WORK REQUIRED
Determine which lines contain the word "weight", then copy those lines.
● ● ●
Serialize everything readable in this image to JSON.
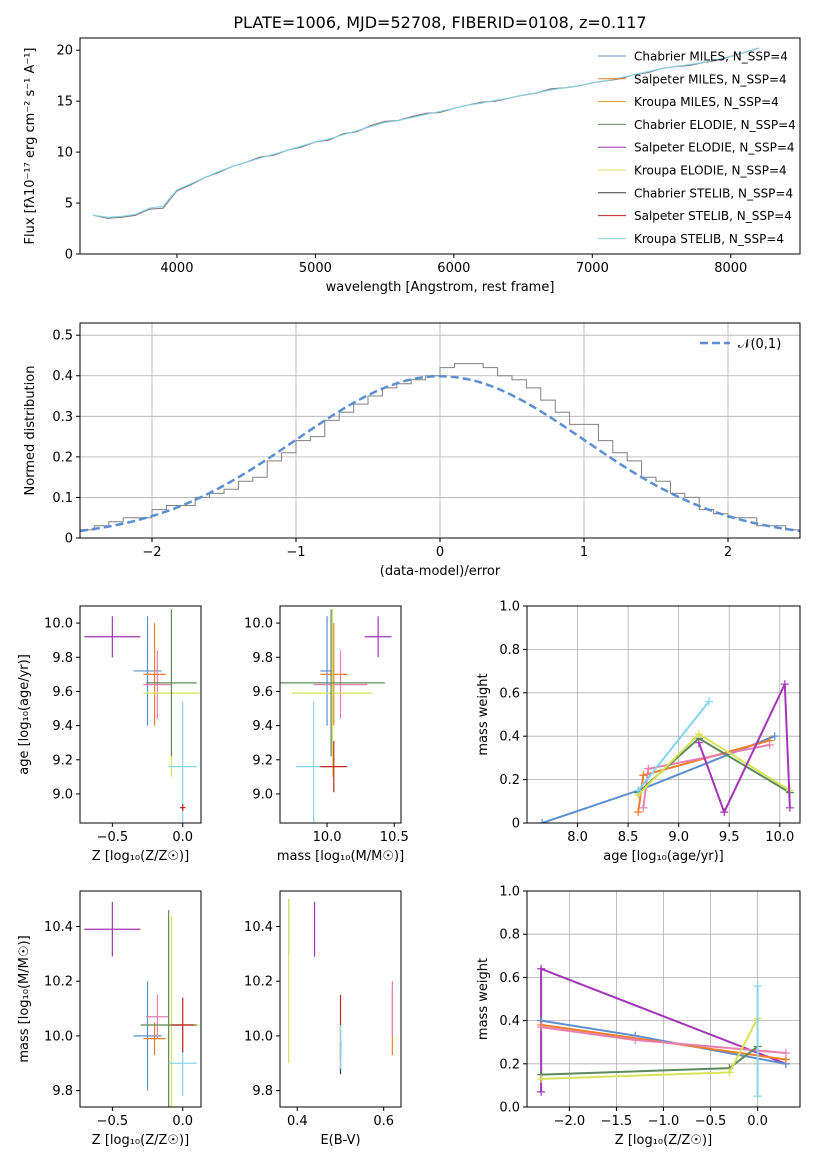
{
  "figure": {
    "title": "PLATE=1006, MJD=52708, FIBERID=0108, z=0.117"
  },
  "legend_labels": [
    "Chabrier MILES, N_SSP=4",
    "Salpeter MILES, N_SSP=4",
    "Kroupa MILES, N_SSP=4",
    "Chabrier ELODIE, N_SSP=4",
    "Salpeter ELODIE, N_SSP=4",
    "Kroupa ELODIE, N_SSP=4",
    "Chabrier STELIB, N_SSP=4",
    "Salpeter STELIB, N_SSP=4",
    "Kroupa STELIB, N_SSP=4"
  ],
  "colors": [
    "#5b8fd0",
    "#f07e2b",
    "#c8a21a",
    "#5d8a5a",
    "#a336b8",
    "#d7e45a",
    "#3f3f3f",
    "#c22222",
    "#87d4e8"
  ],
  "chart_data": [
    {
      "type": "line",
      "panel": "spectrum",
      "title": "PLATE=1006, MJD=52708, FIBERID=0108, z=0.117",
      "xlabel": "wavelength [Angstrom, rest frame]",
      "ylabel": "Flux [fλ10⁻¹⁷ erg cm⁻² s⁻¹ A⁻¹]",
      "xlim": [
        3300,
        8500
      ],
      "ylim": [
        0,
        21.2
      ],
      "xticks": [
        4000,
        5000,
        6000,
        7000,
        8000
      ],
      "yticks": [
        0,
        5,
        10,
        15,
        20
      ],
      "grid": false,
      "legend_position": "upper-right",
      "series": [
        {
          "name": "data",
          "color": "#808080",
          "x": [
            3400,
            3500,
            3600,
            3700,
            3800,
            3900,
            4000,
            4100,
            4200,
            4300,
            4400,
            4500,
            4600,
            4700,
            4800,
            4900,
            5000,
            5100,
            5200,
            5300,
            5400,
            5500,
            5600,
            5700,
            5800,
            5900,
            6000,
            6100,
            6200,
            6300,
            6400,
            6500,
            6600,
            6700,
            6800,
            6900,
            7000,
            7100,
            7200,
            7300,
            7400,
            7500,
            7600,
            7700,
            7800,
            7900,
            8000,
            8100,
            8200
          ],
          "y": [
            3.8,
            3.5,
            3.6,
            3.8,
            4.4,
            4.5,
            6.2,
            6.8,
            7.5,
            8.0,
            8.6,
            9.0,
            9.5,
            9.7,
            10.2,
            10.5,
            11.0,
            11.2,
            11.8,
            12.0,
            12.6,
            13.0,
            13.1,
            13.5,
            13.8,
            13.9,
            14.3,
            14.6,
            14.9,
            15.0,
            15.3,
            15.6,
            15.8,
            16.2,
            16.3,
            16.5,
            16.8,
            17.0,
            17.2,
            17.6,
            17.8,
            18.2,
            18.4,
            18.5,
            18.8,
            19.0,
            19.4,
            19.8,
            20.2
          ]
        },
        {
          "name": "model",
          "color": "#87d4e8",
          "x": [
            3400,
            3500,
            3600,
            3700,
            3800,
            3900,
            4000,
            4100,
            4200,
            4300,
            4400,
            4500,
            4600,
            4700,
            4800,
            4900,
            5000,
            5100,
            5200,
            5300,
            5400,
            5500,
            5600,
            5700,
            5800,
            5900,
            6000,
            6100,
            6200,
            6300,
            6400,
            6500,
            6600,
            6700,
            6800,
            6900,
            7000,
            7100,
            7200,
            7300,
            7400,
            7500,
            7600,
            7700,
            7800,
            7900,
            8000,
            8100,
            8200
          ],
          "y": [
            3.8,
            3.6,
            3.7,
            3.9,
            4.5,
            4.7,
            6.3,
            6.9,
            7.5,
            8.1,
            8.6,
            9.0,
            9.4,
            9.8,
            10.2,
            10.6,
            11.0,
            11.3,
            11.7,
            12.1,
            12.5,
            12.9,
            13.1,
            13.4,
            13.7,
            14.0,
            14.3,
            14.6,
            14.8,
            15.1,
            15.3,
            15.6,
            15.8,
            16.1,
            16.3,
            16.5,
            16.8,
            17.0,
            17.3,
            17.6,
            17.9,
            18.2,
            18.4,
            18.6,
            18.8,
            19.1,
            19.4,
            19.8,
            20.2
          ]
        }
      ]
    },
    {
      "type": "histogram",
      "panel": "residuals",
      "xlabel": "(data-model)/error",
      "ylabel": "Normed distribution",
      "xlim": [
        -2.5,
        2.5
      ],
      "ylim": [
        0,
        0.53
      ],
      "xticks": [
        -2,
        -1,
        0,
        1,
        2
      ],
      "yticks": [
        0.0,
        0.1,
        0.2,
        0.3,
        0.4,
        0.5
      ],
      "grid": true,
      "legend_position": "upper-right",
      "legend": "𝒩(0,1)",
      "bins": [
        -2.5,
        -2.4,
        -2.3,
        -2.2,
        -2.1,
        -2.0,
        -1.9,
        -1.8,
        -1.7,
        -1.6,
        -1.5,
        -1.4,
        -1.3,
        -1.2,
        -1.1,
        -1.0,
        -0.9,
        -0.8,
        -0.7,
        -0.6,
        -0.5,
        -0.4,
        -0.3,
        -0.2,
        -0.1,
        0.0,
        0.1,
        0.2,
        0.3,
        0.4,
        0.5,
        0.6,
        0.7,
        0.8,
        0.9,
        1.0,
        1.1,
        1.2,
        1.3,
        1.4,
        1.5,
        1.6,
        1.7,
        1.8,
        1.9,
        2.0,
        2.1,
        2.2,
        2.3,
        2.4
      ],
      "hist": [
        0.02,
        0.03,
        0.04,
        0.05,
        0.05,
        0.07,
        0.08,
        0.08,
        0.1,
        0.11,
        0.12,
        0.14,
        0.15,
        0.19,
        0.21,
        0.24,
        0.25,
        0.29,
        0.31,
        0.33,
        0.35,
        0.37,
        0.38,
        0.39,
        0.4,
        0.42,
        0.43,
        0.43,
        0.42,
        0.4,
        0.39,
        0.37,
        0.34,
        0.31,
        0.28,
        0.28,
        0.24,
        0.21,
        0.19,
        0.15,
        0.14,
        0.11,
        0.1,
        0.07,
        0.06,
        0.05,
        0.05,
        0.03,
        0.03,
        0.02
      ],
      "normal_curve": {
        "name": "𝒩(0,1)",
        "color": "#5b8fd0"
      }
    },
    {
      "type": "errorbar",
      "panel": "age-vs-Z",
      "xlabel": "Z [log₁₀(Z/Z☉)]",
      "ylabel": "age  [log₁₀(age/yr)]",
      "xlim": [
        -0.73,
        0.13
      ],
      "ylim": [
        8.83,
        10.1
      ],
      "xticks": [
        -0.5,
        0.0
      ],
      "yticks": [
        9.0,
        9.2,
        9.4,
        9.6,
        9.8,
        10.0
      ],
      "points": [
        {
          "x": -0.5,
          "y": 9.92,
          "xerr": 0.2,
          "yerr": 0.12,
          "color": "#a336b8"
        },
        {
          "x": -0.25,
          "y": 9.72,
          "xerr": 0.1,
          "yerr": 0.32,
          "color": "#5b8fd0"
        },
        {
          "x": -0.2,
          "y": 9.7,
          "xerr": 0.08,
          "yerr": 0.3,
          "color": "#f07e2b"
        },
        {
          "x": -0.18,
          "y": 9.64,
          "xerr": 0.1,
          "yerr": 0.2,
          "color": "#e87fb0"
        },
        {
          "x": -0.08,
          "y": 9.59,
          "xerr": 0.2,
          "yerr": 0.49,
          "color": "#d7e45a"
        },
        {
          "x": -0.08,
          "y": 9.65,
          "xerr": 0.18,
          "yerr": 0.43,
          "color": "#5d8a5a"
        },
        {
          "x": 0.0,
          "y": 9.16,
          "xerr": 0.1,
          "yerr": 0.38,
          "color": "#87d4e8"
        },
        {
          "x": 0.0,
          "y": 8.92,
          "xerr": 0.02,
          "yerr": 0.02,
          "color": "#c22222"
        }
      ]
    },
    {
      "type": "errorbar",
      "panel": "age-vs-mass",
      "xlabel": "mass [log₁₀(M/M☉)]",
      "ylabel": "",
      "xlim": [
        9.65,
        10.55
      ],
      "ylim": [
        8.83,
        10.1
      ],
      "xticks": [
        10.0,
        10.5
      ],
      "yticks": [
        9.0,
        9.2,
        9.4,
        9.6,
        9.8,
        10.0
      ],
      "points": [
        {
          "x": 10.38,
          "y": 9.92,
          "xerr": 0.1,
          "yerr": 0.12,
          "color": "#a336b8"
        },
        {
          "x": 10.0,
          "y": 9.72,
          "xerr": 0.05,
          "yerr": 0.32,
          "color": "#5b8fd0"
        },
        {
          "x": 10.05,
          "y": 9.7,
          "xerr": 0.1,
          "yerr": 0.3,
          "color": "#f07e2b"
        },
        {
          "x": 10.1,
          "y": 9.64,
          "xerr": 0.2,
          "yerr": 0.2,
          "color": "#e87fb0"
        },
        {
          "x": 10.04,
          "y": 9.59,
          "xerr": 0.3,
          "yerr": 0.49,
          "color": "#d7e45a"
        },
        {
          "x": 10.03,
          "y": 9.65,
          "xerr": 0.4,
          "yerr": 0.43,
          "color": "#5d8a5a"
        },
        {
          "x": 9.9,
          "y": 9.16,
          "xerr": 0.13,
          "yerr": 0.38,
          "color": "#87d4e8"
        },
        {
          "x": 10.05,
          "y": 9.16,
          "xerr": 0.1,
          "yerr": 0.15,
          "color": "#c22222"
        }
      ]
    },
    {
      "type": "line",
      "panel": "weight-vs-age",
      "xlabel": "age  [log₁₀(age/yr)]",
      "ylabel": "mass weight",
      "xlim": [
        7.5,
        10.2
      ],
      "ylim": [
        0,
        1.0
      ],
      "xticks": [
        8.0,
        8.5,
        9.0,
        9.5,
        10.0
      ],
      "yticks": [
        0.0,
        0.2,
        0.4,
        0.6,
        0.8,
        1.0
      ],
      "grid": true,
      "series": [
        {
          "color": "#5b8fd0",
          "x": [
            7.65,
            8.6,
            9.95
          ],
          "y": [
            0.0,
            0.15,
            0.4
          ]
        },
        {
          "color": "#f07e2b",
          "x": [
            8.6,
            8.65,
            9.9
          ],
          "y": [
            0.05,
            0.22,
            0.38
          ]
        },
        {
          "color": "#e87fb0",
          "x": [
            8.65,
            8.7,
            9.9
          ],
          "y": [
            0.07,
            0.25,
            0.36
          ]
        },
        {
          "color": "#5d8a5a",
          "x": [
            8.6,
            9.2,
            10.1
          ],
          "y": [
            0.14,
            0.39,
            0.14
          ]
        },
        {
          "color": "#d7e45a",
          "x": [
            8.6,
            9.2,
            10.1
          ],
          "y": [
            0.13,
            0.41,
            0.15
          ]
        },
        {
          "color": "#a336b8",
          "x": [
            9.2,
            9.45,
            10.05,
            10.1
          ],
          "y": [
            0.37,
            0.05,
            0.64,
            0.07
          ]
        },
        {
          "color": "#87d4e8",
          "x": [
            8.6,
            9.3
          ],
          "y": [
            0.15,
            0.56
          ]
        }
      ]
    },
    {
      "type": "errorbar",
      "panel": "mass-vs-Z",
      "xlabel": "Z [log₁₀(Z/Z☉)]",
      "ylabel": "mass [log₁₀(M/M☉)]",
      "xlim": [
        -0.73,
        0.13
      ],
      "ylim": [
        9.74,
        10.53
      ],
      "xticks": [
        -0.5,
        0.0
      ],
      "yticks": [
        9.8,
        10.0,
        10.2,
        10.4
      ],
      "points": [
        {
          "x": -0.5,
          "y": 10.39,
          "xerr": 0.2,
          "yerr": 0.1,
          "color": "#a336b8"
        },
        {
          "x": -0.25,
          "y": 10.0,
          "xerr": 0.1,
          "yerr": 0.2,
          "color": "#5b8fd0"
        },
        {
          "x": -0.2,
          "y": 9.99,
          "xerr": 0.08,
          "yerr": 0.06,
          "color": "#f07e2b"
        },
        {
          "x": -0.18,
          "y": 10.07,
          "xerr": 0.08,
          "yerr": 0.08,
          "color": "#e87fb0"
        },
        {
          "x": -0.08,
          "y": 10.04,
          "xerr": 0.2,
          "yerr": 0.4,
          "color": "#d7e45a"
        },
        {
          "x": -0.1,
          "y": 10.04,
          "xerr": 0.2,
          "yerr": 0.42,
          "color": "#5d8a5a"
        },
        {
          "x": 0.0,
          "y": 9.9,
          "xerr": 0.1,
          "yerr": 0.12,
          "color": "#87d4e8"
        },
        {
          "x": 0.0,
          "y": 10.04,
          "xerr": 0.08,
          "yerr": 0.1,
          "color": "#c22222"
        }
      ]
    },
    {
      "type": "errorbar",
      "panel": "mass-vs-EBV",
      "xlabel": "E(B-V)",
      "ylabel": "",
      "xlim": [
        0.36,
        0.64
      ],
      "ylim": [
        9.74,
        10.53
      ],
      "xticks": [
        0.4,
        0.6
      ],
      "yticks": [
        9.8,
        10.0,
        10.2,
        10.4
      ],
      "points": [
        {
          "x": 0.38,
          "y": 10.4,
          "xerr": 0.0,
          "yerr": 0.1,
          "color": "#5d8a5a"
        },
        {
          "x": 0.38,
          "y": 10.2,
          "xerr": 0.0,
          "yerr": 0.3,
          "color": "#d7e45a"
        },
        {
          "x": 0.44,
          "y": 10.39,
          "xerr": 0.0,
          "yerr": 0.1,
          "color": "#a336b8"
        },
        {
          "x": 0.5,
          "y": 10.03,
          "xerr": 0.0,
          "yerr": 0.12,
          "color": "#c22222"
        },
        {
          "x": 0.5,
          "y": 9.92,
          "xerr": 0.0,
          "yerr": 0.06,
          "color": "#3f3f3f"
        },
        {
          "x": 0.5,
          "y": 9.96,
          "xerr": 0.0,
          "yerr": 0.08,
          "color": "#87d4e8"
        },
        {
          "x": 0.62,
          "y": 10.05,
          "xerr": 0.0,
          "yerr": 0.12,
          "color": "#f07e2b"
        },
        {
          "x": 0.62,
          "y": 10.1,
          "xerr": 0.0,
          "yerr": 0.1,
          "color": "#e87fb0"
        }
      ]
    },
    {
      "type": "line",
      "panel": "weight-vs-Z",
      "xlabel": "Z [log₁₀(Z/Z☉)]",
      "ylabel": "mass weight",
      "xlim": [
        -2.45,
        0.45
      ],
      "ylim": [
        0,
        1.0
      ],
      "xticks": [
        -2.0,
        -1.5,
        -1.0,
        -0.5,
        0.0
      ],
      "yticks": [
        0.0,
        0.2,
        0.4,
        0.6,
        0.8,
        1.0
      ],
      "grid": true,
      "series": [
        {
          "color": "#a336b8",
          "x": [
            -2.3,
            -2.3,
            0.3
          ],
          "y": [
            0.07,
            0.64,
            0.2
          ]
        },
        {
          "color": "#5b8fd0",
          "x": [
            -2.3,
            -1.3,
            0.3
          ],
          "y": [
            0.4,
            0.33,
            0.2
          ]
        },
        {
          "color": "#f07e2b",
          "x": [
            -2.3,
            0.3
          ],
          "y": [
            0.38,
            0.22
          ]
        },
        {
          "color": "#e87fb0",
          "x": [
            -2.3,
            -1.3,
            0.3
          ],
          "y": [
            0.37,
            0.31,
            0.25
          ]
        },
        {
          "color": "#5d8a5a",
          "x": [
            -2.3,
            -0.3,
            0.0
          ],
          "y": [
            0.15,
            0.18,
            0.28
          ]
        },
        {
          "color": "#d7e45a",
          "x": [
            -2.3,
            -0.3,
            0.0
          ],
          "y": [
            0.13,
            0.16,
            0.41
          ]
        },
        {
          "color": "#87d4e8",
          "x": [
            0.0,
            0.0
          ],
          "y": [
            0.05,
            0.56
          ]
        }
      ]
    }
  ]
}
● ● ●
EXPECTED ANSWER
      "panel": "weight-vs-age",
      "ylabel": "mass weight",
      "panel": "weight-vs-Z",
      "ylabel": "mass weight",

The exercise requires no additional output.